- _Records to process_:
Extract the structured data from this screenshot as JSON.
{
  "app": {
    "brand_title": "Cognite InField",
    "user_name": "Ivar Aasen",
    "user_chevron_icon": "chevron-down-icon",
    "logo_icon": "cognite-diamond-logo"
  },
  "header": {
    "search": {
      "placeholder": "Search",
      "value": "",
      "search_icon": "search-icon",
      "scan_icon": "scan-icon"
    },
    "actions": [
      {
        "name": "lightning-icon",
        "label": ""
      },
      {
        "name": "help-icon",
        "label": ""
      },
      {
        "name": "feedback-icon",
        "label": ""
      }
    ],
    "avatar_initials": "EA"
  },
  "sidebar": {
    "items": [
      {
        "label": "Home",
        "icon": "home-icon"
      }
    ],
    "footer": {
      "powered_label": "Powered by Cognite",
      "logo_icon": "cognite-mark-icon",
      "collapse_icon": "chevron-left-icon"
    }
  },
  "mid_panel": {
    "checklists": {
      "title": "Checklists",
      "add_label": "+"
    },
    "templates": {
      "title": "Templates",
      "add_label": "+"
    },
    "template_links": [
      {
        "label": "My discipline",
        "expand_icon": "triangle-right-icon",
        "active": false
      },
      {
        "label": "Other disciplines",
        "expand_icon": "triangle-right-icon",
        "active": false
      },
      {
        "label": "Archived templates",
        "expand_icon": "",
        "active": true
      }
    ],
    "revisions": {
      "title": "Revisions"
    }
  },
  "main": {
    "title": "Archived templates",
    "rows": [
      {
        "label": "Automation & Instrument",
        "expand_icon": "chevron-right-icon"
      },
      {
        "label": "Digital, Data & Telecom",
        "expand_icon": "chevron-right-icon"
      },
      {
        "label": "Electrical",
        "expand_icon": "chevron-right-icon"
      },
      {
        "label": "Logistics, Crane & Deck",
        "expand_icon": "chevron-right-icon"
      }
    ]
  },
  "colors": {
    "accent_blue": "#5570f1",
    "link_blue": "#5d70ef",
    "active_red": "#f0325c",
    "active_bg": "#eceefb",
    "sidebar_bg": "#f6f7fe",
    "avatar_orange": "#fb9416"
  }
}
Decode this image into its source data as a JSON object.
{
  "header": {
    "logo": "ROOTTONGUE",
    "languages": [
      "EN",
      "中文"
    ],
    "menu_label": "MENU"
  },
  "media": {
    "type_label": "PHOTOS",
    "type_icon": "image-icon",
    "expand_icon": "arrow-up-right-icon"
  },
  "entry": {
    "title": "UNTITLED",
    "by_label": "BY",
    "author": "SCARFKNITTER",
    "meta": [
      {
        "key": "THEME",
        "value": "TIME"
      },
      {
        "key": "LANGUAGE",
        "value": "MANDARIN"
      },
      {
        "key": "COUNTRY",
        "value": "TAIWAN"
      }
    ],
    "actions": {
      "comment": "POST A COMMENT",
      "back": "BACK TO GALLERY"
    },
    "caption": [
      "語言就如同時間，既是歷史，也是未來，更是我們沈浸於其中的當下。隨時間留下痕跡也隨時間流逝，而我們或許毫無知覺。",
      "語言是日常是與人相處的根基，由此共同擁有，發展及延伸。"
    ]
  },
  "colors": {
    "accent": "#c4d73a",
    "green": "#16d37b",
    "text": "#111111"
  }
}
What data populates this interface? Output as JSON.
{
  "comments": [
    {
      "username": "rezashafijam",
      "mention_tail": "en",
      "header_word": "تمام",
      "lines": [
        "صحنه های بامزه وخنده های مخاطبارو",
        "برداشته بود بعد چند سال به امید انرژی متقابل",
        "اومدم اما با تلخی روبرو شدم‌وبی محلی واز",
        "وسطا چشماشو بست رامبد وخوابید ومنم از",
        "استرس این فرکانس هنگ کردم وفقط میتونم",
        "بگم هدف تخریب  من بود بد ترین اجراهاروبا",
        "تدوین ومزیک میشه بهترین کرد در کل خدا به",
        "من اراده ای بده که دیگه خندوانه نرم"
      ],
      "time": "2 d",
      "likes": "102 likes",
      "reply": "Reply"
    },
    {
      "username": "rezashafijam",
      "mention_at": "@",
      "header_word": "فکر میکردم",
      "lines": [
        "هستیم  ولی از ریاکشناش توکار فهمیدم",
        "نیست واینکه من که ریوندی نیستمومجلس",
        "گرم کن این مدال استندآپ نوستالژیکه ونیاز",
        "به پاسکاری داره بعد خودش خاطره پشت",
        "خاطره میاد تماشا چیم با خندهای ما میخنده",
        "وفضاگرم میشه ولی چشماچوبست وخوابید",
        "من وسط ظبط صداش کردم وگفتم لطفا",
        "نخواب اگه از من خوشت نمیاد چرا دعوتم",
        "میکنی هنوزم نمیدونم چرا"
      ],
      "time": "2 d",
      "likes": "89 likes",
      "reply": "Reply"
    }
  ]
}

- _What you are asked to do_:
Copy each line of the records above that carries the word "value".

- _Result below_:
      "value": "",
        "value": "TIME"
        "value": "MANDARIN"
        "value": "TAIWAN"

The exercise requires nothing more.